* Exercise objective: Write out the material exactly, with the pictures left out.

* Entries:
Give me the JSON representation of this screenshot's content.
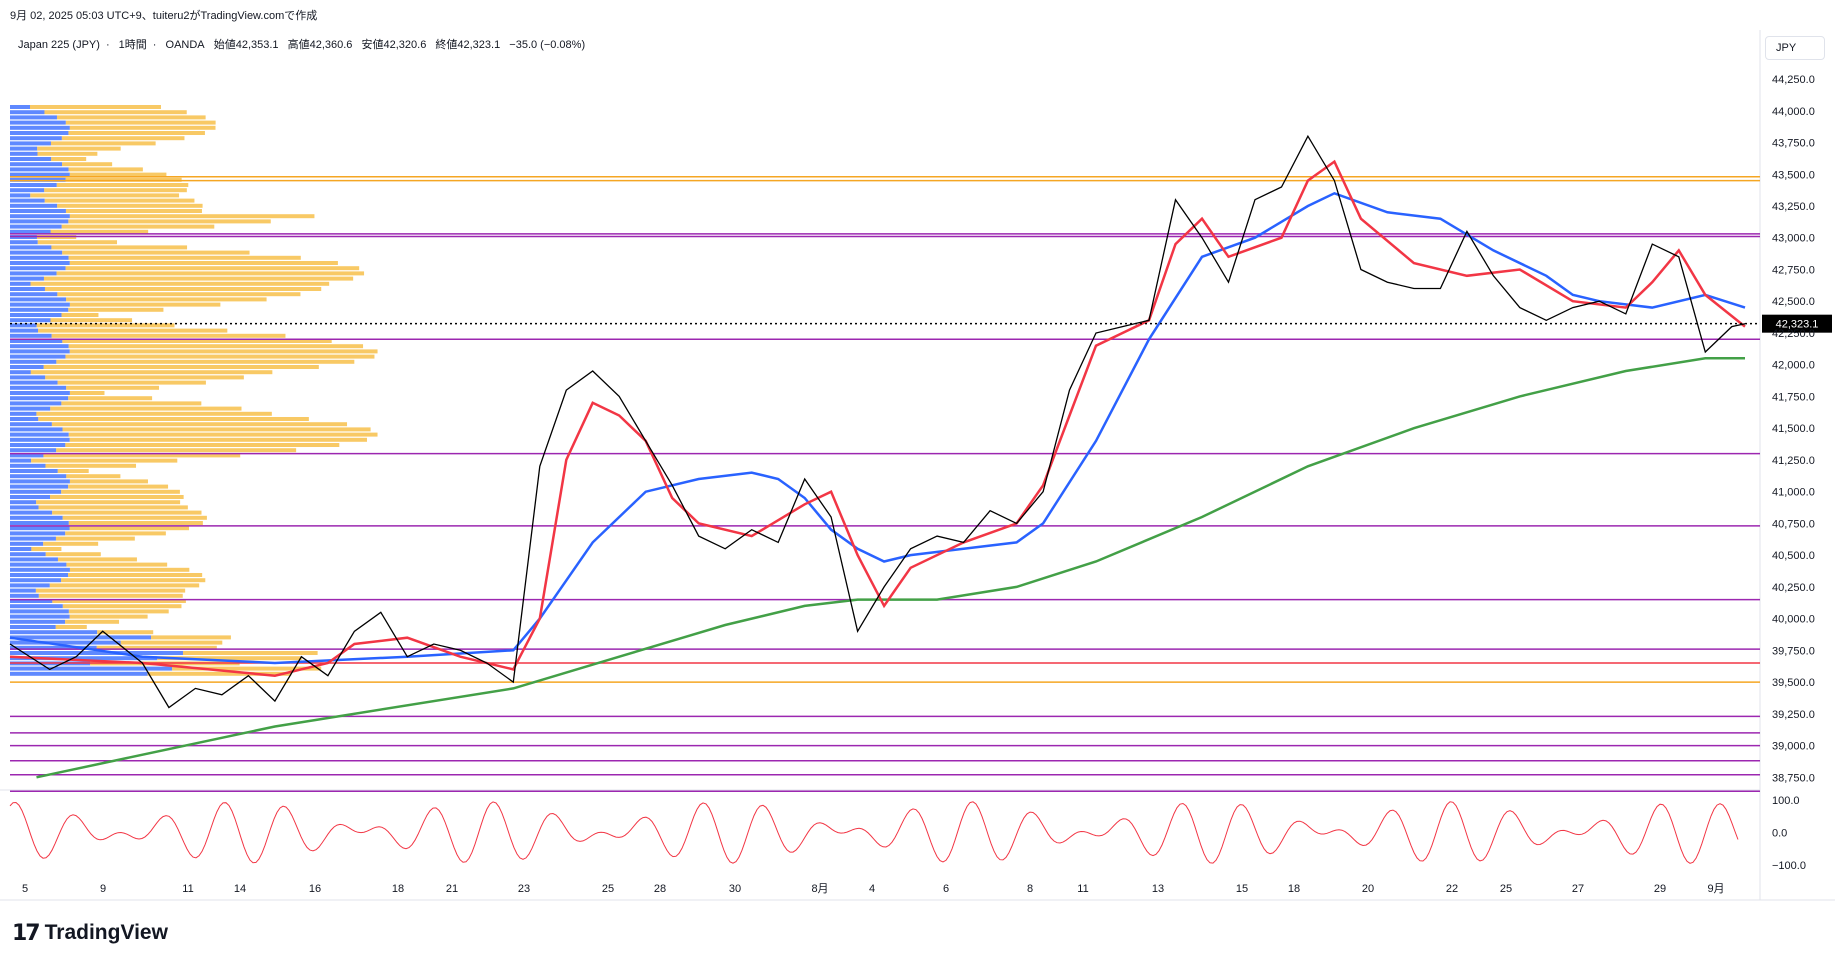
{
  "header": {
    "timestamp": "9月 02, 2025 05:03 UTC+9、tuiteru2がTradingView.comで作成"
  },
  "legend": {
    "symbol": "Japan 225 (JPY)",
    "interval": "1時間",
    "broker": "OANDA",
    "open": "始値42,353.1",
    "high": "高値42,360.6",
    "low": "安値42,320.6",
    "close": "終値42,323.1",
    "change": "−35.0 (−0.08%)"
  },
  "currency_button": "JPY",
  "last_price_label": "42,323.1",
  "brand": "TradingView",
  "colors": {
    "candle": "#000000",
    "ema_fast": "#f23645",
    "ema_mid": "#2962ff",
    "ema_slow": "#43a047",
    "fill_bull": "#f7c6c6",
    "fill_bear": "#c5d3f5",
    "hline_purple": "#9c27b0",
    "hline_orange": "#f5a623",
    "vp_blue": "#2962ff",
    "vp_orange": "#f5b731",
    "oscillator": "#f23645"
  },
  "chart_data": {
    "type": "line",
    "title": "Japan 225 (JPY) 1時間 OANDA",
    "y_axis": {
      "range": [
        38650,
        44400
      ],
      "ticks": [
        "44,250.0",
        "44,000.0",
        "43,750.0",
        "43,500.0",
        "43,250.0",
        "43,000.0",
        "42,750.0",
        "42,500.0",
        "42,250.0",
        "42,000.0",
        "41,750.0",
        "41,500.0",
        "41,250.0",
        "41,000.0",
        "40,750.0",
        "40,500.0",
        "40,250.0",
        "40,000.0",
        "39,750.0",
        "39,500.0",
        "39,250.0",
        "39,000.0",
        "38,750.0"
      ],
      "tick_values": [
        44250,
        44000,
        43750,
        43500,
        43250,
        43000,
        42750,
        42500,
        42250,
        42000,
        41750,
        41500,
        41250,
        41000,
        40750,
        40500,
        40250,
        40000,
        39750,
        39500,
        39250,
        39000,
        38750
      ]
    },
    "x_axis": {
      "ticks": [
        "5",
        "9",
        "11",
        "14",
        "16",
        "18",
        "21",
        "23",
        "25",
        "28",
        "30",
        "8月",
        "4",
        "6",
        "8",
        "11",
        "13",
        "15",
        "18",
        "20",
        "22",
        "25",
        "27",
        "29",
        "9月"
      ]
    },
    "price_series": {
      "name": "Japan 225",
      "x": [
        0,
        3,
        5,
        7,
        10,
        12,
        14,
        16,
        18,
        20,
        22,
        24,
        26,
        28,
        30,
        32,
        34,
        36,
        38,
        40,
        42,
        44,
        46,
        48,
        50,
        52,
        54,
        56,
        58,
        60,
        62,
        64,
        66,
        68,
        70,
        72,
        74,
        76,
        78,
        80,
        82,
        84,
        86,
        88,
        90,
        92,
        94,
        96,
        98,
        100
      ],
      "values": [
        39800,
        39600,
        39700,
        39900,
        39650,
        39300,
        39450,
        39400,
        39550,
        39350,
        39700,
        39550,
        39900,
        40050,
        39700,
        39800,
        39750,
        39650,
        39500,
        41200,
        41800,
        41950,
        41750,
        41400,
        41050,
        40650,
        40550,
        40700,
        40600,
        41100,
        40800,
        39900,
        40250,
        40550,
        40650,
        40600,
        40850,
        40750,
        41000,
        41800,
        42250,
        42300,
        42350,
        43300,
        43000,
        42650,
        43300,
        43400,
        43800,
        43450
      ]
    },
    "price_series_2": {
      "x": [
        100,
        102,
        104,
        106,
        108,
        110,
        112,
        114,
        116,
        118,
        120,
        122,
        124,
        126,
        128
      ],
      "values": [
        43450,
        42750,
        42650,
        42600,
        42600,
        43050,
        42700,
        42450,
        42350,
        42450,
        42500,
        42400,
        42950,
        42850,
        42100
      ]
    },
    "price_series_3": {
      "x": [
        128,
        130,
        131
      ],
      "values": [
        42100,
        42300,
        42323
      ]
    },
    "ema_fast": {
      "name": "",
      "values_note": "short EMA following price",
      "x": [
        0,
        10,
        20,
        24,
        26,
        30,
        34,
        38,
        40,
        42,
        44,
        46,
        48,
        50,
        52,
        56,
        60,
        62,
        64,
        66,
        68,
        72,
        76,
        78,
        80,
        82,
        84,
        86,
        88,
        90,
        92,
        96,
        98,
        100,
        102,
        106,
        110,
        114,
        118,
        122,
        124,
        126,
        128,
        131
      ],
      "values": [
        39700,
        39650,
        39550,
        39650,
        39800,
        39850,
        39700,
        39600,
        40000,
        41250,
        41700,
        41600,
        41400,
        40950,
        40750,
        40650,
        40900,
        41000,
        40500,
        40100,
        40400,
        40600,
        40750,
        41050,
        41600,
        42150,
        42250,
        42350,
        42950,
        43150,
        42850,
        43000,
        43450,
        43600,
        43150,
        42800,
        42700,
        42750,
        42500,
        42450,
        42650,
        42900,
        42550,
        42300
      ]
    },
    "ema_mid": {
      "name": "",
      "x": [
        0,
        10,
        20,
        30,
        38,
        40,
        44,
        48,
        52,
        56,
        58,
        60,
        62,
        64,
        66,
        68,
        72,
        76,
        78,
        82,
        86,
        90,
        94,
        98,
        100,
        104,
        108,
        112,
        116,
        118,
        120,
        124,
        128,
        131
      ],
      "values": [
        39850,
        39700,
        39650,
        39700,
        39750,
        40000,
        40600,
        41000,
        41100,
        41150,
        41100,
        40950,
        40700,
        40550,
        40450,
        40500,
        40550,
        40600,
        40750,
        41400,
        42200,
        42850,
        43000,
        43250,
        43350,
        43200,
        43150,
        42900,
        42700,
        42550,
        42500,
        42450,
        42550,
        42450
      ]
    },
    "ema_slow": {
      "name": "",
      "x": [
        2,
        20,
        38,
        46,
        54,
        60,
        64,
        70,
        76,
        82,
        90,
        98,
        106,
        114,
        122,
        128,
        131
      ],
      "values": [
        38750,
        39150,
        39450,
        39700,
        39950,
        40100,
        40150,
        40150,
        40250,
        40450,
        40800,
        41200,
        41500,
        41750,
        41950,
        42050,
        42050
      ]
    },
    "horizontal_levels": [
      {
        "value": 43480,
        "color": "orange"
      },
      {
        "value": 43450,
        "color": "orange"
      },
      {
        "value": 43030,
        "color": "purple"
      },
      {
        "value": 43010,
        "color": "purple"
      },
      {
        "value": 42200,
        "color": "purple"
      },
      {
        "value": 41300,
        "color": "purple"
      },
      {
        "value": 40730,
        "color": "purple"
      },
      {
        "value": 40150,
        "color": "purple"
      },
      {
        "value": 39760,
        "color": "purple"
      },
      {
        "value": 39650,
        "color": "red"
      },
      {
        "value": 39500,
        "color": "orange"
      },
      {
        "value": 39230,
        "color": "purple"
      },
      {
        "value": 39100,
        "color": "purple"
      },
      {
        "value": 39000,
        "color": "purple"
      },
      {
        "value": 38880,
        "color": "purple"
      },
      {
        "value": 38770,
        "color": "purple"
      },
      {
        "value": 38640,
        "color": "purple"
      }
    ],
    "last_price": 42323.1,
    "oscillator": {
      "range": [
        -100,
        100
      ],
      "ticks": [
        "100.0",
        "0.0",
        "−100.0"
      ],
      "tick_values": [
        100,
        0,
        -100
      ]
    },
    "legend_position": "top-left",
    "grid": false
  }
}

* Full response:
Give me the JSON representation of this screenshot's content.
{
  "header": {
    "timestamp": "9月 02, 2025 05:03 UTC+9、tuiteru2がTradingView.comで作成"
  },
  "legend": {
    "symbol": "Japan 225 (JPY)",
    "interval": "1時間",
    "broker": "OANDA",
    "open": "始値42,353.1",
    "high": "高値42,360.6",
    "low": "安値42,320.6",
    "close": "終値42,323.1",
    "change": "−35.0 (−0.08%)"
  },
  "currency_button": "JPY",
  "last_price_label": "42,323.1",
  "brand": "TradingView",
  "colors": {
    "candle": "#000000",
    "ema_fast": "#f23645",
    "ema_mid": "#2962ff",
    "ema_slow": "#43a047",
    "fill_bull": "#f7c6c6",
    "fill_bear": "#c5d3f5",
    "hline_purple": "#9c27b0",
    "hline_orange": "#f5a623",
    "vp_blue": "#2962ff",
    "vp_orange": "#f5b731",
    "oscillator": "#f23645"
  },
  "chart_data": {
    "type": "line",
    "title": "Japan 225 (JPY) 1時間 OANDA",
    "y_axis": {
      "range": [
        38650,
        44400
      ],
      "ticks": [
        "44,250.0",
        "44,000.0",
        "43,750.0",
        "43,500.0",
        "43,250.0",
        "43,000.0",
        "42,750.0",
        "42,500.0",
        "42,250.0",
        "42,000.0",
        "41,750.0",
        "41,500.0",
        "41,250.0",
        "41,000.0",
        "40,750.0",
        "40,500.0",
        "40,250.0",
        "40,000.0",
        "39,750.0",
        "39,500.0",
        "39,250.0",
        "39,000.0",
        "38,750.0"
      ],
      "tick_values": [
        44250,
        44000,
        43750,
        43500,
        43250,
        43000,
        42750,
        42500,
        42250,
        42000,
        41750,
        41500,
        41250,
        41000,
        40750,
        40500,
        40250,
        40000,
        39750,
        39500,
        39250,
        39000,
        38750
      ]
    },
    "x_axis": {
      "ticks": [
        "5",
        "9",
        "11",
        "14",
        "16",
        "18",
        "21",
        "23",
        "25",
        "28",
        "30",
        "8月",
        "4",
        "6",
        "8",
        "11",
        "13",
        "15",
        "18",
        "20",
        "22",
        "25",
        "27",
        "29",
        "9月"
      ]
    },
    "price_series": {
      "name": "Japan 225",
      "x": [
        0,
        3,
        5,
        7,
        10,
        12,
        14,
        16,
        18,
        20,
        22,
        24,
        26,
        28,
        30,
        32,
        34,
        36,
        38,
        40,
        42,
        44,
        46,
        48,
        50,
        52,
        54,
        56,
        58,
        60,
        62,
        64,
        66,
        68,
        70,
        72,
        74,
        76,
        78,
        80,
        82,
        84,
        86,
        88,
        90,
        92,
        94,
        96,
        98,
        100
      ],
      "values": [
        39800,
        39600,
        39700,
        39900,
        39650,
        39300,
        39450,
        39400,
        39550,
        39350,
        39700,
        39550,
        39900,
        40050,
        39700,
        39800,
        39750,
        39650,
        39500,
        41200,
        41800,
        41950,
        41750,
        41400,
        41050,
        40650,
        40550,
        40700,
        40600,
        41100,
        40800,
        39900,
        40250,
        40550,
        40650,
        40600,
        40850,
        40750,
        41000,
        41800,
        42250,
        42300,
        42350,
        43300,
        43000,
        42650,
        43300,
        43400,
        43800,
        43450
      ]
    },
    "price_series_2": {
      "x": [
        100,
        102,
        104,
        106,
        108,
        110,
        112,
        114,
        116,
        118,
        120,
        122,
        124,
        126,
        128
      ],
      "values": [
        43450,
        42750,
        42650,
        42600,
        42600,
        43050,
        42700,
        42450,
        42350,
        42450,
        42500,
        42400,
        42950,
        42850,
        42100
      ]
    },
    "price_series_3": {
      "x": [
        128,
        130,
        131
      ],
      "values": [
        42100,
        42300,
        42323
      ]
    },
    "ema_fast": {
      "name": "",
      "values_note": "short EMA following price",
      "x": [
        0,
        10,
        20,
        24,
        26,
        30,
        34,
        38,
        40,
        42,
        44,
        46,
        48,
        50,
        52,
        56,
        60,
        62,
        64,
        66,
        68,
        72,
        76,
        78,
        80,
        82,
        84,
        86,
        88,
        90,
        92,
        96,
        98,
        100,
        102,
        106,
        110,
        114,
        118,
        122,
        124,
        126,
        128,
        131
      ],
      "values": [
        39700,
        39650,
        39550,
        39650,
        39800,
        39850,
        39700,
        39600,
        40000,
        41250,
        41700,
        41600,
        41400,
        40950,
        40750,
        40650,
        40900,
        41000,
        40500,
        40100,
        40400,
        40600,
        40750,
        41050,
        41600,
        42150,
        42250,
        42350,
        42950,
        43150,
        42850,
        43000,
        43450,
        43600,
        43150,
        42800,
        42700,
        42750,
        42500,
        42450,
        42650,
        42900,
        42550,
        42300
      ]
    },
    "ema_mid": {
      "name": "",
      "x": [
        0,
        10,
        20,
        30,
        38,
        40,
        44,
        48,
        52,
        56,
        58,
        60,
        62,
        64,
        66,
        68,
        72,
        76,
        78,
        82,
        86,
        90,
        94,
        98,
        100,
        104,
        108,
        112,
        116,
        118,
        120,
        124,
        128,
        131
      ],
      "values": [
        39850,
        39700,
        39650,
        39700,
        39750,
        40000,
        40600,
        41000,
        41100,
        41150,
        41100,
        40950,
        40700,
        40550,
        40450,
        40500,
        40550,
        40600,
        40750,
        41400,
        42200,
        42850,
        43000,
        43250,
        43350,
        43200,
        43150,
        42900,
        42700,
        42550,
        42500,
        42450,
        42550,
        42450
      ]
    },
    "ema_slow": {
      "name": "",
      "x": [
        2,
        20,
        38,
        46,
        54,
        60,
        64,
        70,
        76,
        82,
        90,
        98,
        106,
        114,
        122,
        128,
        131
      ],
      "values": [
        38750,
        39150,
        39450,
        39700,
        39950,
        40100,
        40150,
        40150,
        40250,
        40450,
        40800,
        41200,
        41500,
        41750,
        41950,
        42050,
        42050
      ]
    },
    "horizontal_levels": [
      {
        "value": 43480,
        "color": "orange"
      },
      {
        "value": 43450,
        "color": "orange"
      },
      {
        "value": 43030,
        "color": "purple"
      },
      {
        "value": 43010,
        "color": "purple"
      },
      {
        "value": 42200,
        "color": "purple"
      },
      {
        "value": 41300,
        "color": "purple"
      },
      {
        "value": 40730,
        "color": "purple"
      },
      {
        "value": 40150,
        "color": "purple"
      },
      {
        "value": 39760,
        "color": "purple"
      },
      {
        "value": 39650,
        "color": "red"
      },
      {
        "value": 39500,
        "color": "orange"
      },
      {
        "value": 39230,
        "color": "purple"
      },
      {
        "value": 39100,
        "color": "purple"
      },
      {
        "value": 39000,
        "color": "purple"
      },
      {
        "value": 38880,
        "color": "purple"
      },
      {
        "value": 38770,
        "color": "purple"
      },
      {
        "value": 38640,
        "color": "purple"
      }
    ],
    "last_price": 42323.1,
    "oscillator": {
      "range": [
        -100,
        100
      ],
      "ticks": [
        "100.0",
        "0.0",
        "−100.0"
      ],
      "tick_values": [
        100,
        0,
        -100
      ]
    },
    "legend_position": "top-left",
    "grid": false
  }
}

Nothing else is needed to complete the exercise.